Short problem
Take the records underneath and set them down exactly.

Provided data
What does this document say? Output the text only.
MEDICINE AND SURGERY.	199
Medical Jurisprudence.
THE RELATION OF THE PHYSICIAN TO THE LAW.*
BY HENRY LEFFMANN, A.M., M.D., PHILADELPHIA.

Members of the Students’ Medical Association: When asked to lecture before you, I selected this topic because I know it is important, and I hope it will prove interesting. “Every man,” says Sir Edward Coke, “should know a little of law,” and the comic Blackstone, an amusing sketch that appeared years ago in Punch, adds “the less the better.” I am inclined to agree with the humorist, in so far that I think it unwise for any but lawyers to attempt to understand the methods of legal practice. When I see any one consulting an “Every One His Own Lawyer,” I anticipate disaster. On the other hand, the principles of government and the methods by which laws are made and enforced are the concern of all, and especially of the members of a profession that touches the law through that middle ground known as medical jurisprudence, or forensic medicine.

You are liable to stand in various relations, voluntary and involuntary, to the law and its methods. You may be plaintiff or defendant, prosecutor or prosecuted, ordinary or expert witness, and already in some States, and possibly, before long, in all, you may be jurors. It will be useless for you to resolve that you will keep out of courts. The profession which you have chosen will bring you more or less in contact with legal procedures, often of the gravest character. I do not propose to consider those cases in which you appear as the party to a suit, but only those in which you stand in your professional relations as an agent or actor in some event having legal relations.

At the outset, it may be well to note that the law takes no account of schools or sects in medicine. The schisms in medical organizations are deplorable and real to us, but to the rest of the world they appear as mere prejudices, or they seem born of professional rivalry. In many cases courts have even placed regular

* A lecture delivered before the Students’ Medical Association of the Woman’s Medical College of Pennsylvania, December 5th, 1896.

Solution for this exercise
What does this document say? Output the text only.
MEDICINE AND SURGERY.	199
Medical Jurisprudence.
THE RELATION OF THE PHYSICIAN TO THE LAW.*
BY HENRY LEFFMANN, A.M., M.D., PHILADELPHIA.

Members of the Students’ Medical Association: When asked to lecture before you, I selected this topic because I know it is important, and I hope it will prove interesting. “Every man,” says Sir Edward Coke, “should know a little of law,” and the comic Blackstone, an amusing sketch that appeared years ago in Punch, adds “the less the better.” I am inclined to agree with the humorist, in so far that I think it unwise for any but lawyers to attempt to understand the methods of legal practice. When I see any one consulting an “Every One His Own Lawyer,” I anticipate disaster. On the other hand, the principles of government and the methods by which laws are made and enforced are the concern of all, and especially of the members of a profession that touches the law through that middle ground known as medical jurisprudence, or forensic medicine.

You are liable to stand in various relations, voluntary and involuntary, to the law and its methods. You may be plaintiff or defendant, prosecutor or prosecuted, ordinary or expert witness, and already in some States, and possibly, before long, in all, you may be jurors. It will be useless for you to resolve that you will keep out of courts. The profession which you have chosen will bring you more or less in contact with legal procedures, often of the gravest character. I do not propose to consider those cases in which you appear as the party to a suit, but only those in which you stand in your professional relations as an agent or actor in some event having legal relations.

At the outset, it may be well to note that the law takes no account of schools or sects in medicine. The schisms in medical organizations are deplorable and real to us, but to the rest of the world they appear as mere prejudices, or they seem born of professional rivalry. In many cases courts have even placed regular

* A lecture delivered before the Students’ Medical Association of the Woman’s Medical College of Pennsylvania, December 5th, 1896.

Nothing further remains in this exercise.